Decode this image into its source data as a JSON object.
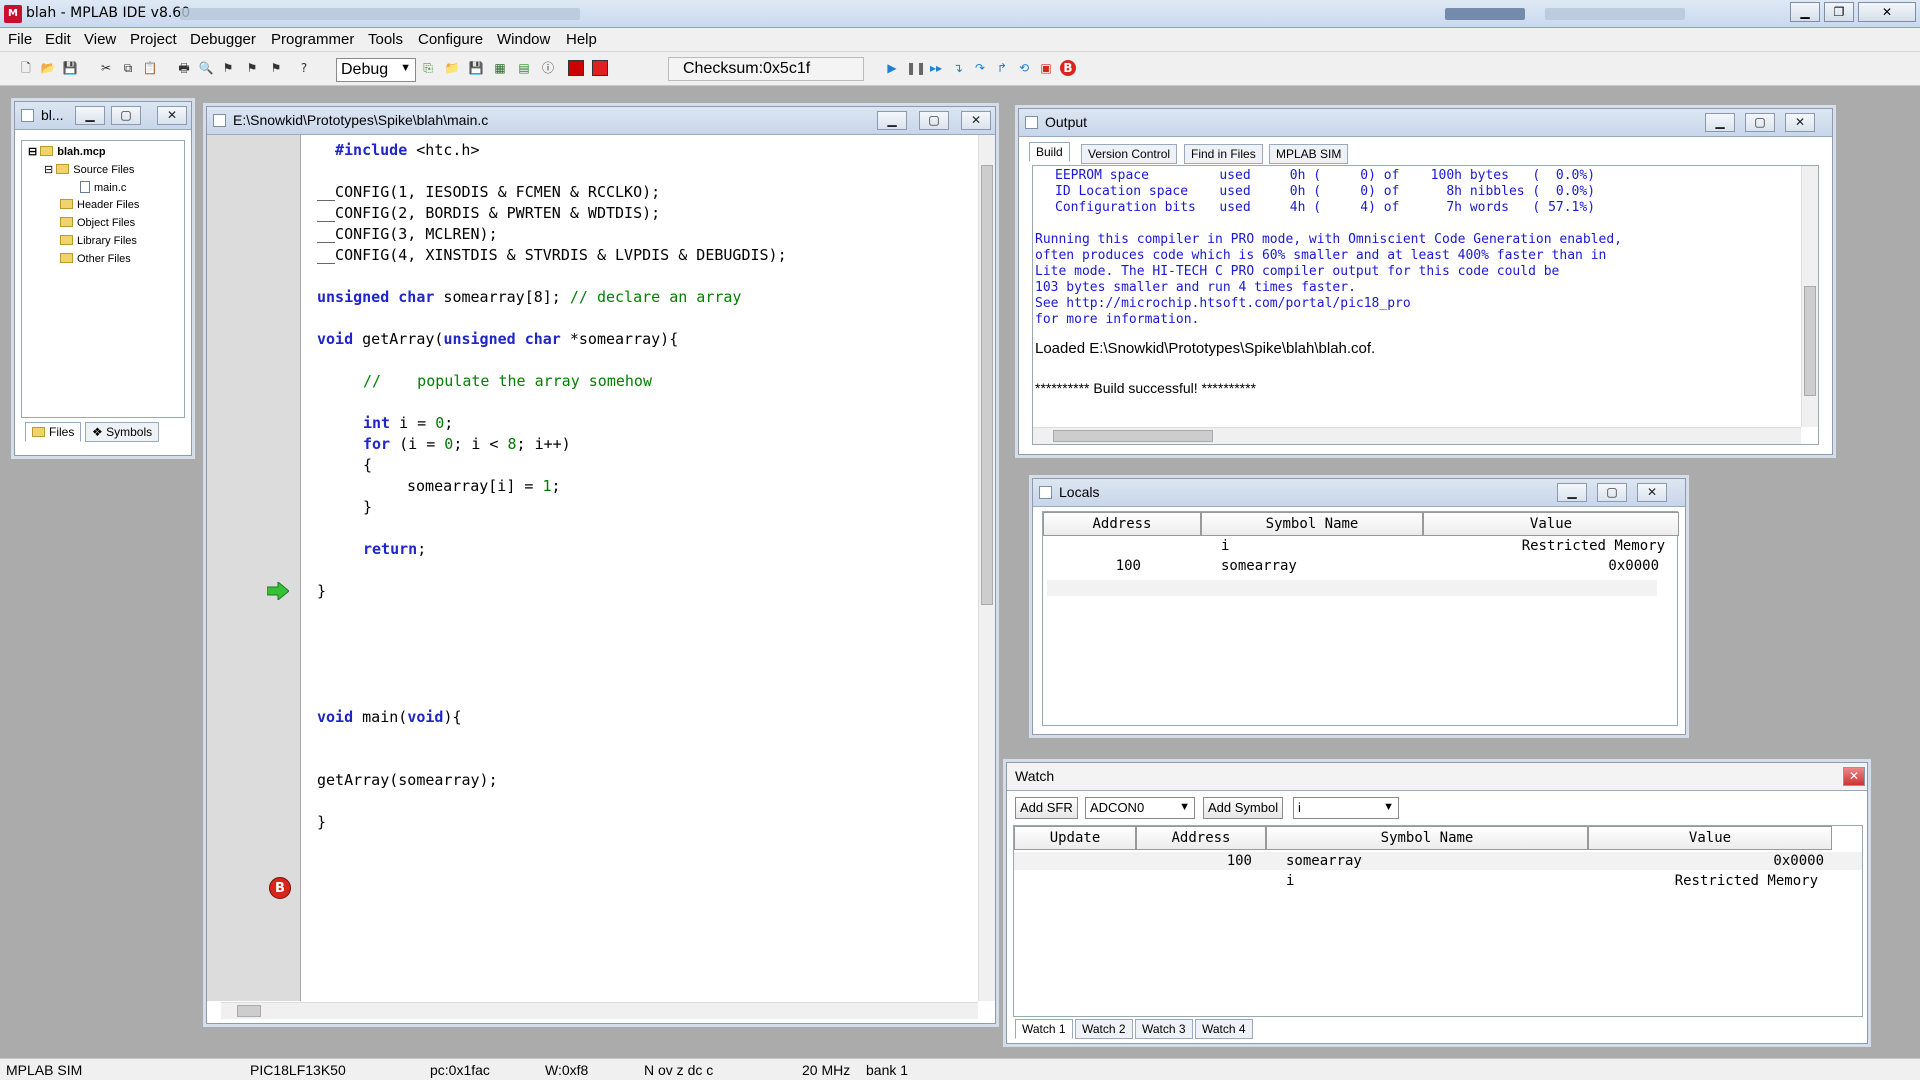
{
  "app": {
    "title": "blah - MPLAB IDE v8.60"
  },
  "menu": [
    "File",
    "Edit",
    "View",
    "Project",
    "Debugger",
    "Programmer",
    "Tools",
    "Configure",
    "Window",
    "Help"
  ],
  "toolbar": {
    "build_config": "Debug",
    "checksum": "Checksum:0x5c1f"
  },
  "project_window": {
    "title": "bl...",
    "root": "blah.mcp",
    "items": [
      "Source Files",
      "main.c",
      "Header Files",
      "Object Files",
      "Library Files",
      "Other Files"
    ],
    "tabs": [
      "Files",
      "Symbols"
    ]
  },
  "editor": {
    "path": "E:\\Snowkid\\Prototypes\\Spike\\blah\\main.c",
    "lines": {
      "l1a": "#include ",
      "l1b": "<htc.h>",
      "c1": "__CONFIG(1, IESODIS & FCMEN & RCCLKO);",
      "c2": "__CONFIG(2, BORDIS & PWRTEN & WDTDIS);",
      "c3": "__CONFIG(3, MCLREN);",
      "c4": "__CONFIG(4, XINSTDIS & STVRDIS & LVPDIS & DEBUGDIS);",
      "decl_kw": "unsigned char",
      "decl_rest": " somearray[8];",
      "decl_cm": " // declare an array",
      "fn_kw1": "void",
      "fn_name": " getArray(",
      "fn_kw2": "unsigned char",
      "fn_rest": " *somearray){",
      "cm2": "//    populate the array somehow",
      "int_kw": "int",
      "int_rest": " i = ",
      "int_num": "0",
      "int_end": ";",
      "for_kw": "for",
      "for_rest": " (i = ",
      "for_n1": "0",
      "for_mid": "; i < ",
      "for_n2": "8",
      "for_end": "; i++)",
      "ob": "{",
      "assign": "somearray[i] = ",
      "assign_num": "1",
      "assign_end": ";",
      "cb": "}",
      "ret_kw": "return",
      "ret_end": ";",
      "fend": "}",
      "main_kw1": "void",
      "main_name": " main(",
      "main_kw2": "void",
      "main_end": "){",
      "call": "getArray(somearray);",
      "mend": "}"
    }
  },
  "output": {
    "title": "Output",
    "tabs": [
      "Build",
      "Version Control",
      "Find in Files",
      "MPLAB SIM"
    ],
    "mem_rows": [
      "EEPROM space         used     0h (     0) of    100h bytes   (  0.0%)",
      "ID Location space    used     0h (     0) of      8h nibbles (  0.0%)",
      "Configuration bits   used     4h (     4) of      7h words   ( 57.1%)"
    ],
    "pro_lines": [
      "Running this compiler in PRO mode, with Omniscient Code Generation enabled,",
      "often produces code which is 60% smaller and at least 400% faster than in",
      "Lite mode. The HI-TECH C PRO compiler output for this code could be",
      "103 bytes smaller and run 4 times faster.",
      "See http://microchip.htsoft.com/portal/pic18_pro",
      "for more information."
    ],
    "loaded": "Loaded E:\\Snowkid\\Prototypes\\Spike\\blah\\blah.cof.",
    "success": "********** Build successful! **********"
  },
  "locals": {
    "title": "Locals",
    "headers": [
      "Address",
      "Symbol Name",
      "Value"
    ],
    "rows": [
      {
        "address": "",
        "symbol": "i",
        "value": "Restricted Memory"
      },
      {
        "address": "100",
        "symbol": "somearray",
        "value": "0x0000"
      }
    ]
  },
  "watch": {
    "title": "Watch",
    "add_sfr": "Add SFR",
    "sfr_value": "ADCON0",
    "add_symbol": "Add Symbol",
    "symbol_value": "i",
    "headers": [
      "Update",
      "Address",
      "Symbol Name",
      "Value"
    ],
    "rows": [
      {
        "update": "",
        "address": "100",
        "symbol": "somearray",
        "value": "0x0000"
      },
      {
        "update": "",
        "address": "",
        "symbol": "i",
        "value": "Restricted Memory"
      }
    ],
    "tabs": [
      "Watch 1",
      "Watch 2",
      "Watch 3",
      "Watch 4"
    ]
  },
  "status": {
    "debugger": "MPLAB SIM",
    "device": "PIC18LF13K50",
    "pc": "pc:0x1fac",
    "w": "W:0xf8",
    "flags": "N ov z dc c",
    "freq": "20 MHz",
    "bank": "bank 1"
  },
  "colors": {
    "keyword": "#1f25c8",
    "comment": "#008000",
    "breakpoint": "#d9261c",
    "pc_arrow": "#36c236",
    "compiler_note": "#1a1ad2"
  }
}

> **PROBLEM DESCRIPTION**:
Copy the records above exactly, omitting every picture.

> **ANSWER TO THE PROBLEM**:
Decode this image into its source data as a JSON object.
{
  "app": {
    "title": "blah - MPLAB IDE v8.60"
  },
  "menu": [
    "File",
    "Edit",
    "View",
    "Project",
    "Debugger",
    "Programmer",
    "Tools",
    "Configure",
    "Window",
    "Help"
  ],
  "toolbar": {
    "build_config": "Debug",
    "checksum": "Checksum:0x5c1f"
  },
  "project_window": {
    "title": "bl...",
    "root": "blah.mcp",
    "items": [
      "Source Files",
      "main.c",
      "Header Files",
      "Object Files",
      "Library Files",
      "Other Files"
    ],
    "tabs": [
      "Files",
      "Symbols"
    ]
  },
  "editor": {
    "path": "E:\\Snowkid\\Prototypes\\Spike\\blah\\main.c",
    "lines": {
      "l1a": "#include ",
      "l1b": "<htc.h>",
      "c1": "__CONFIG(1, IESODIS & FCMEN & RCCLKO);",
      "c2": "__CONFIG(2, BORDIS & PWRTEN & WDTDIS);",
      "c3": "__CONFIG(3, MCLREN);",
      "c4": "__CONFIG(4, XINSTDIS & STVRDIS & LVPDIS & DEBUGDIS);",
      "decl_kw": "unsigned char",
      "decl_rest": " somearray[8];",
      "decl_cm": " // declare an array",
      "fn_kw1": "void",
      "fn_name": " getArray(",
      "fn_kw2": "unsigned char",
      "fn_rest": " *somearray){",
      "cm2": "//    populate the array somehow",
      "int_kw": "int",
      "int_rest": " i = ",
      "int_num": "0",
      "int_end": ";",
      "for_kw": "for",
      "for_rest": " (i = ",
      "for_n1": "0",
      "for_mid": "; i < ",
      "for_n2": "8",
      "for_end": "; i++)",
      "ob": "{",
      "assign": "somearray[i] = ",
      "assign_num": "1",
      "assign_end": ";",
      "cb": "}",
      "ret_kw": "return",
      "ret_end": ";",
      "fend": "}",
      "main_kw1": "void",
      "main_name": " main(",
      "main_kw2": "void",
      "main_end": "){",
      "call": "getArray(somearray);",
      "mend": "}"
    }
  },
  "output": {
    "title": "Output",
    "tabs": [
      "Build",
      "Version Control",
      "Find in Files",
      "MPLAB SIM"
    ],
    "mem_rows": [
      "EEPROM space         used     0h (     0) of    100h bytes   (  0.0%)",
      "ID Location space    used     0h (     0) of      8h nibbles (  0.0%)",
      "Configuration bits   used     4h (     4) of      7h words   ( 57.1%)"
    ],
    "pro_lines": [
      "Running this compiler in PRO mode, with Omniscient Code Generation enabled,",
      "often produces code which is 60% smaller and at least 400% faster than in",
      "Lite mode. The HI-TECH C PRO compiler output for this code could be",
      "103 bytes smaller and run 4 times faster.",
      "See http://microchip.htsoft.com/portal/pic18_pro",
      "for more information."
    ],
    "loaded": "Loaded E:\\Snowkid\\Prototypes\\Spike\\blah\\blah.cof.",
    "success": "********** Build successful! **********"
  },
  "locals": {
    "title": "Locals",
    "headers": [
      "Address",
      "Symbol Name",
      "Value"
    ],
    "rows": [
      {
        "address": "",
        "symbol": "i",
        "value": "Restricted Memory"
      },
      {
        "address": "100",
        "symbol": "somearray",
        "value": "0x0000"
      }
    ]
  },
  "watch": {
    "title": "Watch",
    "add_sfr": "Add SFR",
    "sfr_value": "ADCON0",
    "add_symbol": "Add Symbol",
    "symbol_value": "i",
    "headers": [
      "Update",
      "Address",
      "Symbol Name",
      "Value"
    ],
    "rows": [
      {
        "update": "",
        "address": "100",
        "symbol": "somearray",
        "value": "0x0000"
      },
      {
        "update": "",
        "address": "",
        "symbol": "i",
        "value": "Restricted Memory"
      }
    ],
    "tabs": [
      "Watch 1",
      "Watch 2",
      "Watch 3",
      "Watch 4"
    ]
  },
  "status": {
    "debugger": "MPLAB SIM",
    "device": "PIC18LF13K50",
    "pc": "pc:0x1fac",
    "w": "W:0xf8",
    "flags": "N ov z dc c",
    "freq": "20 MHz",
    "bank": "bank 1"
  },
  "colors": {
    "keyword": "#1f25c8",
    "comment": "#008000",
    "breakpoint": "#d9261c",
    "pc_arrow": "#36c236",
    "compiler_note": "#1a1ad2"
  }
}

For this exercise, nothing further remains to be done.